Requirements — Answer with a single number: the count of lines that include the string "this".

=== Exercise input ===

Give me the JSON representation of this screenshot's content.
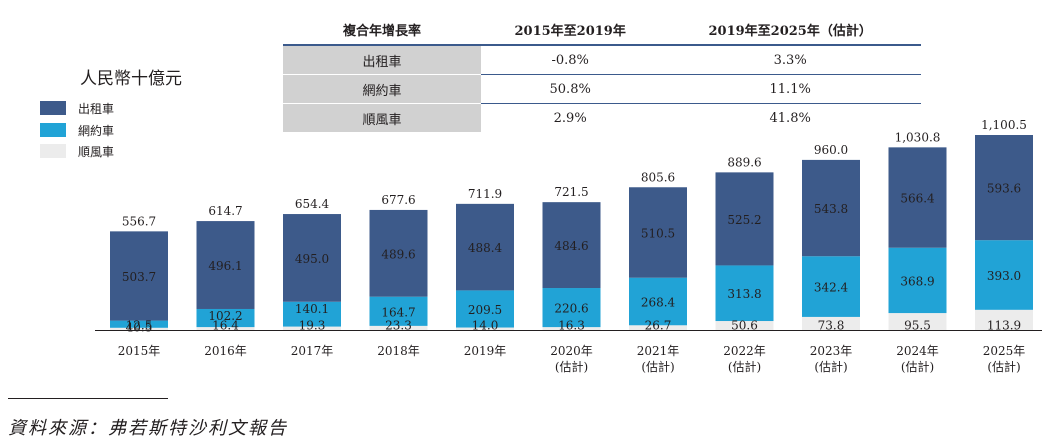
{
  "cagr_table": {
    "headers": [
      "複合年增長率",
      "2015年至2019年",
      "2019年至2025年（估計）"
    ],
    "rows": [
      {
        "label": "出租車",
        "v1": "-0.8%",
        "v2": "3.3%"
      },
      {
        "label": "網約車",
        "v1": "50.8%",
        "v2": "11.1%"
      },
      {
        "label": "順風車",
        "v1": "2.9%",
        "v2": "41.8%"
      }
    ]
  },
  "unit_label": "人民幣十億元",
  "legend": [
    {
      "label": "出租車",
      "color": "#3d5a8a"
    },
    {
      "label": "網約車",
      "color": "#21a3d6"
    },
    {
      "label": "順風車",
      "color": "#ececec"
    }
  ],
  "source_note": "資料來源：弗若斯特沙利文報告",
  "chart_data": {
    "type": "bar",
    "stacked": true,
    "categories": [
      "2015年",
      "2016年",
      "2017年",
      "2018年",
      "2019年",
      "2020年\n(估計)",
      "2021年\n(估計)",
      "2022年\n(估計)",
      "2023年\n(估計)",
      "2024年\n(估計)",
      "2025年\n(估計)"
    ],
    "series": [
      {
        "name": "順風車",
        "color": "#ececec",
        "values": [
          12.5,
          16.4,
          19.3,
          23.3,
          14.0,
          16.3,
          26.7,
          50.6,
          73.8,
          95.5,
          113.9
        ]
      },
      {
        "name": "網約車",
        "color": "#21a3d6",
        "values": [
          40.5,
          102.2,
          140.1,
          164.7,
          209.5,
          220.6,
          268.4,
          313.8,
          342.4,
          368.9,
          393.0
        ]
      },
      {
        "name": "出租車",
        "color": "#3d5a8a",
        "values": [
          503.7,
          496.1,
          495.0,
          489.6,
          488.4,
          484.6,
          510.5,
          525.2,
          543.8,
          566.4,
          593.6
        ]
      }
    ],
    "totals": [
      556.7,
      614.7,
      654.4,
      677.6,
      711.9,
      721.5,
      805.6,
      889.6,
      960.0,
      1030.8,
      1100.5
    ],
    "ylim": [
      0,
      1100.5
    ],
    "grid": false,
    "legend_position": "top-left"
  }
}
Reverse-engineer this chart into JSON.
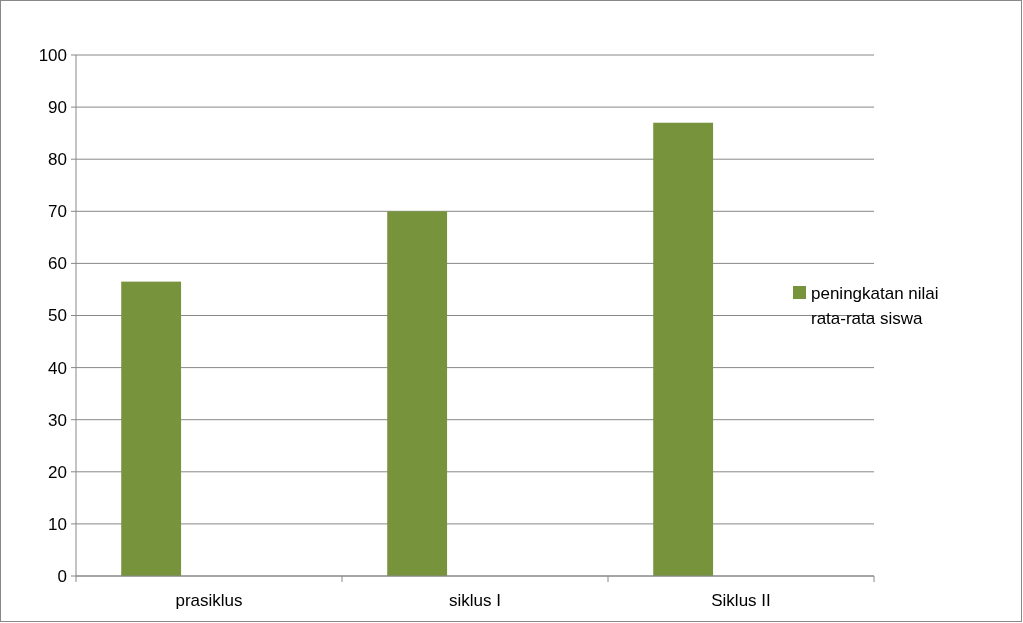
{
  "chart_data": {
    "type": "bar",
    "categories": [
      "prasiklus",
      "siklus I",
      "Siklus II"
    ],
    "series": [
      {
        "name": "peningkatan nilai rata-rata siswa",
        "color": "#77933c",
        "values": [
          56.5,
          70,
          87
        ]
      }
    ],
    "ylim": [
      0,
      100
    ],
    "yticks": [
      0,
      10,
      20,
      30,
      40,
      50,
      60,
      70,
      80,
      90,
      100
    ],
    "grid": "y",
    "legend": "right"
  }
}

===

Solved exercise — 2